Brief -
Work out the number of lines containing "increased". Answer with nothing but that number.

Records supplied -
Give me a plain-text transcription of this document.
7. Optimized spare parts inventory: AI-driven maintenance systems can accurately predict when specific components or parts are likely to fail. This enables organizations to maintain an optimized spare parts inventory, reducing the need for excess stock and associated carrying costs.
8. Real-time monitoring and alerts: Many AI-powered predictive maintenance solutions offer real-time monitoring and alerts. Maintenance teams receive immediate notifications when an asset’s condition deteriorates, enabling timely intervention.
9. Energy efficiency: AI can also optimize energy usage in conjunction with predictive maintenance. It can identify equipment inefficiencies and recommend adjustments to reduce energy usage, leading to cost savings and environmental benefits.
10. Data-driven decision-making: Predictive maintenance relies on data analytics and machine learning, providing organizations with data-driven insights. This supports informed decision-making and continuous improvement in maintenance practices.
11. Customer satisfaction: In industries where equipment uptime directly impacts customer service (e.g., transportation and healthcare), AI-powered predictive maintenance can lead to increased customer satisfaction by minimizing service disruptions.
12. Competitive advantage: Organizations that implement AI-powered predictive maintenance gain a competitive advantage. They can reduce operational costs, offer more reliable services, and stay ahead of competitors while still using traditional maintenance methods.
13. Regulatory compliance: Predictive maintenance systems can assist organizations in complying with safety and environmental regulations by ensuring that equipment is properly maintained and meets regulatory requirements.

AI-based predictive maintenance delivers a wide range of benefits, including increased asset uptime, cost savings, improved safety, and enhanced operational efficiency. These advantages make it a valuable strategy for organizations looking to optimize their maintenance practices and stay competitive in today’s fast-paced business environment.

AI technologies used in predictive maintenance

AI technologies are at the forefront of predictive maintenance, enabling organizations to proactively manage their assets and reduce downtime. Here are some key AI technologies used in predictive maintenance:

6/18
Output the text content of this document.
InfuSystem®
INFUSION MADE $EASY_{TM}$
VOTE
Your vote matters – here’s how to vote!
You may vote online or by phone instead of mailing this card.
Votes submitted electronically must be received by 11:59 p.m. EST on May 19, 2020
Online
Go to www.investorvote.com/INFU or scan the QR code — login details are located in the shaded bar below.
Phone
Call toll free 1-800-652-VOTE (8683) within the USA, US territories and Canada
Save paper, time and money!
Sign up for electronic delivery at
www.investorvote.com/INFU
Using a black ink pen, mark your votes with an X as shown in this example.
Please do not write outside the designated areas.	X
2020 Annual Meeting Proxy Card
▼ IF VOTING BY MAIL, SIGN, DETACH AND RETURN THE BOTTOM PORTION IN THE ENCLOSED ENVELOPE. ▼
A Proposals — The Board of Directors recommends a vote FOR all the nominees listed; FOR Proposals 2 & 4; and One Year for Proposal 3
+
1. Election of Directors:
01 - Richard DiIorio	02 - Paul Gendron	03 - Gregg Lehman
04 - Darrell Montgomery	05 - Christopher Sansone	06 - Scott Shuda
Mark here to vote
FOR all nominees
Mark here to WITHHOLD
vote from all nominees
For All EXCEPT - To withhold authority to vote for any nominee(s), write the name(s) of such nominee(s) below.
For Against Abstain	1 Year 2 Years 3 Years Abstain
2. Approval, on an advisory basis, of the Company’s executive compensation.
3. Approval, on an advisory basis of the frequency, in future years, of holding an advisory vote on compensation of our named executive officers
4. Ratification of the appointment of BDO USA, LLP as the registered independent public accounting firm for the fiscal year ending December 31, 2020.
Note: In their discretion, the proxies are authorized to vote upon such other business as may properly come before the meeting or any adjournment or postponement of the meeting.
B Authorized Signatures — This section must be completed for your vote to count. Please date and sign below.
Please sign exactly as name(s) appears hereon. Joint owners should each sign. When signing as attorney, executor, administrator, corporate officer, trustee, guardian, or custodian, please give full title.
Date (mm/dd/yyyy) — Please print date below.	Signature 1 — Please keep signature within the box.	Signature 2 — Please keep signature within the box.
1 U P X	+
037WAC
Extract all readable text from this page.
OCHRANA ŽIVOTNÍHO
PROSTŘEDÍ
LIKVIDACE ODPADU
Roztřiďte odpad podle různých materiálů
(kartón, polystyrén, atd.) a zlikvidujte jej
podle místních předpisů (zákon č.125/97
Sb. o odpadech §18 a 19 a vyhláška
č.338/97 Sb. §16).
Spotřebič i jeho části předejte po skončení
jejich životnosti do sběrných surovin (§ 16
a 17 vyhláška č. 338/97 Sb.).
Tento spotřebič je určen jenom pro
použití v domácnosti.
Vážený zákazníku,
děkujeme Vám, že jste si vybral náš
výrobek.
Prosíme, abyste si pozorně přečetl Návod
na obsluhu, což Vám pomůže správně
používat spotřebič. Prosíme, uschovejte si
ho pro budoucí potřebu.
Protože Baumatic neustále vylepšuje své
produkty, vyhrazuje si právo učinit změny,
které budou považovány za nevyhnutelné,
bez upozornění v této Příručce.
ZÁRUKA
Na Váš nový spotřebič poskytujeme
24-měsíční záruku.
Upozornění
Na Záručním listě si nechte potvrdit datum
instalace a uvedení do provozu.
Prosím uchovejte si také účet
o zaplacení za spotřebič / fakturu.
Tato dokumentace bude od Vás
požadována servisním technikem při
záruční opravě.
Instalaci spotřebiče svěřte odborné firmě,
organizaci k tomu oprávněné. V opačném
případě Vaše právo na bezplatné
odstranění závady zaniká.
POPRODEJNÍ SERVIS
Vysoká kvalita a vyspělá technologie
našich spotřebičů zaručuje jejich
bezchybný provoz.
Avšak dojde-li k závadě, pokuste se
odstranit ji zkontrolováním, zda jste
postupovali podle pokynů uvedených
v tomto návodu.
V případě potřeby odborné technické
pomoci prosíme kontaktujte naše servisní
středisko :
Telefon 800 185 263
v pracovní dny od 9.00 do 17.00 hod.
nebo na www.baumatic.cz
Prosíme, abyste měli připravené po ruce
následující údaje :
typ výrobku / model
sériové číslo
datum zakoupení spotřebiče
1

Written answer -
2